● **What the task requires**
Copy all lines of the listing that include the string "with".

● **Data rows**
'''

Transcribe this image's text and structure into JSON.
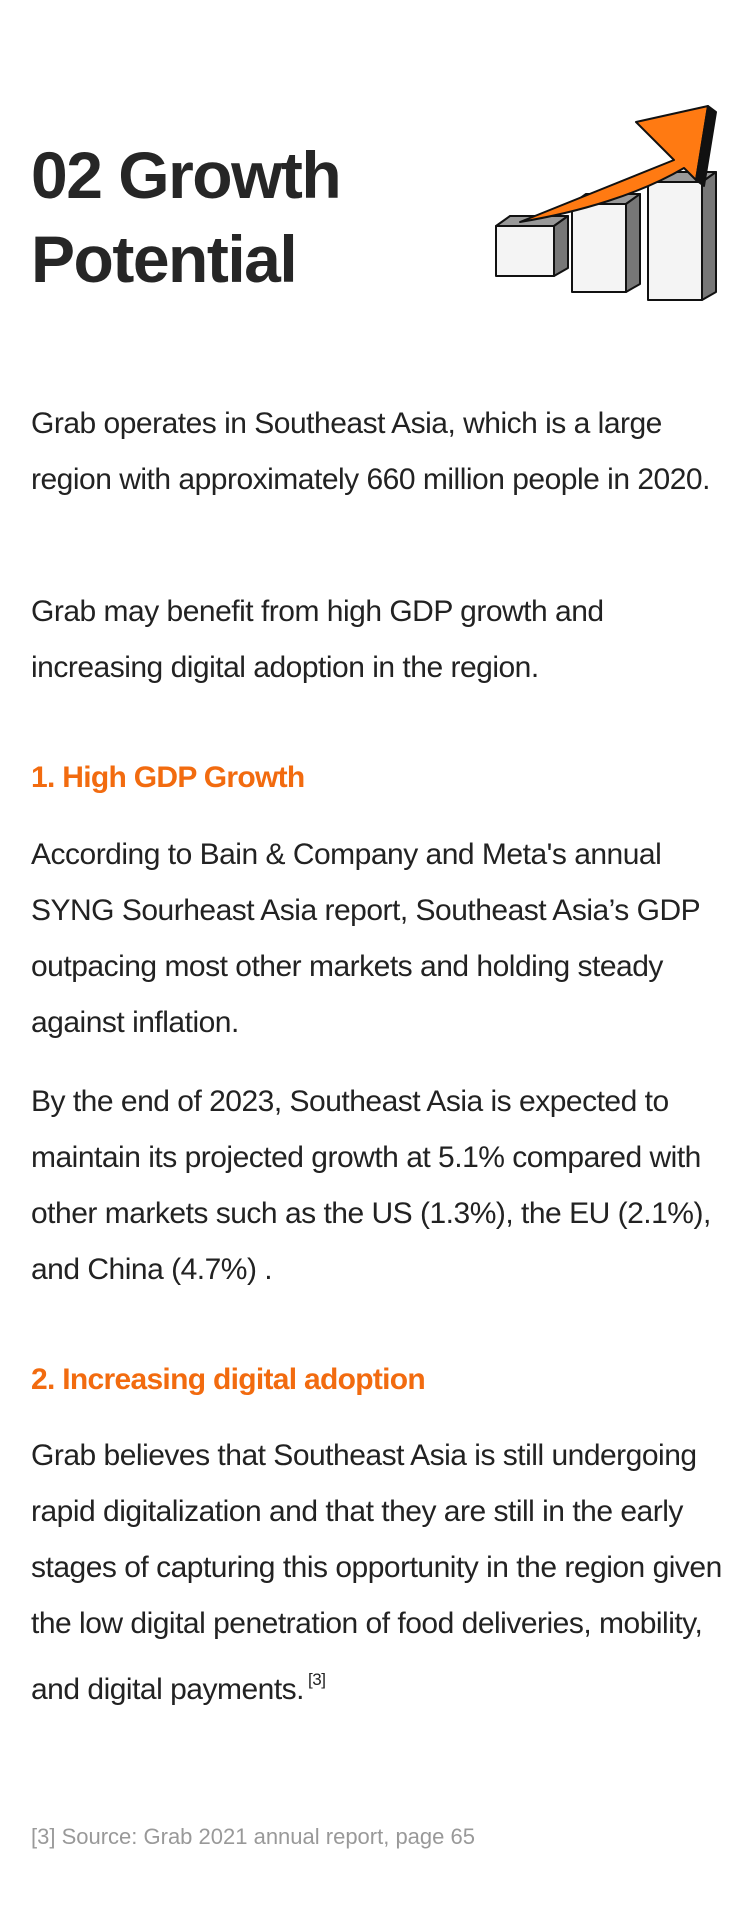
{
  "header": {
    "title_lines": [
      "02 Growth",
      "Potential"
    ]
  },
  "intro": [
    "Grab operates in Southeast Asia, which is a large region with approximately 660 million people in 2020.",
    "Grab may benefit from high GDP growth and increasing digital adoption in the region."
  ],
  "sections": [
    {
      "heading": "1. High GDP Growth",
      "paragraphs": [
        "According to Bain & Company and Meta's annual SYNG Sourheast Asia report, Southeast Asia’s GDP outpacing most other markets and holding steady against inflation.",
        "By the end of 2023, Southeast Asia is expected to maintain its projected growth at 5.1% compared with other markets such as the US (1.3%), the EU (2.1%), and China (4.7%) ."
      ]
    },
    {
      "heading": "2. Increasing digital adoption",
      "paragraphs": [
        "Grab believes that Southeast Asia is still undergoing rapid digitalization and that they are still in the early stages of capturing this opportunity in the region given the low digital penetration of food deliveries, mobility, and digital payments."
      ],
      "footnote_ref": "[3]"
    }
  ],
  "footnote": "[3] Source: Grab 2021 annual report, page 65"
}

'''

● **Complete answer**
    "Grab operates in Southeast Asia, which is a large region with approximately 660 million people in 2020.",
        "By the end of 2023, Southeast Asia is expected to maintain its projected growth at 5.1% compared with other markets such as the US (1.3%), the EU (2.1%), and China (4.7%) ."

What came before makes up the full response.